* **Requirement**: Write out all of the entries exactly as given.
* Begin Input rows *
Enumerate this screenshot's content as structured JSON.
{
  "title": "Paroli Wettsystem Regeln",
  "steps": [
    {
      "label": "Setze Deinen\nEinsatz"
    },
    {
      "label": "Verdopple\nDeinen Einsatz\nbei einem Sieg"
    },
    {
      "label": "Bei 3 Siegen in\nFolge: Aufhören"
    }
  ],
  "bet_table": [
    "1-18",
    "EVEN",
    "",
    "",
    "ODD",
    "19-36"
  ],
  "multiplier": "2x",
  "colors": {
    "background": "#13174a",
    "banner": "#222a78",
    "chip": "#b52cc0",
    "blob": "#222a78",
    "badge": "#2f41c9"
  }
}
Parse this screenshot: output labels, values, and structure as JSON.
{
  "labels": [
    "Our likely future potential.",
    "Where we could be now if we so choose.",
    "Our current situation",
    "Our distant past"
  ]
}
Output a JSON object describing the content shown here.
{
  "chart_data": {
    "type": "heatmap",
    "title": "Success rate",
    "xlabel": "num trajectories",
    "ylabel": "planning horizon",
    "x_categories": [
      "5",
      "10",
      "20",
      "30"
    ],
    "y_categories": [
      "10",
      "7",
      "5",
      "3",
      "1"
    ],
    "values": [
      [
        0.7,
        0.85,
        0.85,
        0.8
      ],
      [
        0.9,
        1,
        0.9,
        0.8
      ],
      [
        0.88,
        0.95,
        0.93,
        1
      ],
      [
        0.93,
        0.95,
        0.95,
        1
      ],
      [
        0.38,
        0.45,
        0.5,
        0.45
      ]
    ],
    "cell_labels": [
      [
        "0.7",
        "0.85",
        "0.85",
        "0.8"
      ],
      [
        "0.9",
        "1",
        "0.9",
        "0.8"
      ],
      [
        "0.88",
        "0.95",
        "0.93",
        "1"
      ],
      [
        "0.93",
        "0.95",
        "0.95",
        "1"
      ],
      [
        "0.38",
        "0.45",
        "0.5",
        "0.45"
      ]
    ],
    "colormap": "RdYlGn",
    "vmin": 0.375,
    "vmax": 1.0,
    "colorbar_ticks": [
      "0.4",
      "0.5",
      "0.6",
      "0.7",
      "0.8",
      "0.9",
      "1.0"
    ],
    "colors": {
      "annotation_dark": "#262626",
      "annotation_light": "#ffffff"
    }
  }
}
* End Input rows *
* **Result**:
Enumerate this screenshot's content as structured JSON.
{
  "title": "Paroli Wettsystem Regeln",
  "steps": [
    {
      "label": "Setze Deinen\nEinsatz"
    },
    {
      "label": "Verdopple\nDeinen Einsatz\nbei einem Sieg"
    },
    {
      "label": "Bei 3 Siegen in\nFolge: Aufhören"
    }
  ],
  "bet_table": [
    "1-18",
    "EVEN",
    "",
    "",
    "ODD",
    "19-36"
  ],
  "multiplier": "2x",
  "colors": {
    "background": "#13174a",
    "banner": "#222a78",
    "chip": "#b52cc0",
    "blob": "#222a78",
    "badge": "#2f41c9"
  }
}
Parse this screenshot: output labels, values, and structure as JSON.
{
  "labels": [
    "Our likely future potential.",
    "Where we could be now if we so choose.",
    "Our current situation",
    "Our distant past"
  ]
}
Output a JSON object describing the content shown here.
{
  "chart_data": {
    "type": "heatmap",
    "title": "Success rate",
    "xlabel": "num trajectories",
    "ylabel": "planning horizon",
    "x_categories": [
      "5",
      "10",
      "20",
      "30"
    ],
    "y_categories": [
      "10",
      "7",
      "5",
      "3",
      "1"
    ],
    "values": [
      [
        0.7,
        0.85,
        0.85,
        0.8
      ],
      [
        0.9,
        1,
        0.9,
        0.8
      ],
      [
        0.88,
        0.95,
        0.93,
        1
      ],
      [
        0.93,
        0.95,
        0.95,
        1
      ],
      [
        0.38,
        0.45,
        0.5,
        0.45
      ]
    ],
    "cell_labels": [
      [
        "0.7",
        "0.85",
        "0.85",
        "0.8"
      ],
      [
        "0.9",
        "1",
        "0.9",
        "0.8"
      ],
      [
        "0.88",
        "0.95",
        "0.93",
        "1"
      ],
      [
        "0.93",
        "0.95",
        "0.95",
        "1"
      ],
      [
        "0.38",
        "0.45",
        "0.5",
        "0.45"
      ]
    ],
    "colormap": "RdYlGn",
    "vmin": 0.375,
    "vmax": 1.0,
    "colorbar_ticks": [
      "0.4",
      "0.5",
      "0.6",
      "0.7",
      "0.8",
      "0.9",
      "1.0"
    ],
    "colors": {
      "annotation_dark": "#262626",
      "annotation_light": "#ffffff"
    }
  }
}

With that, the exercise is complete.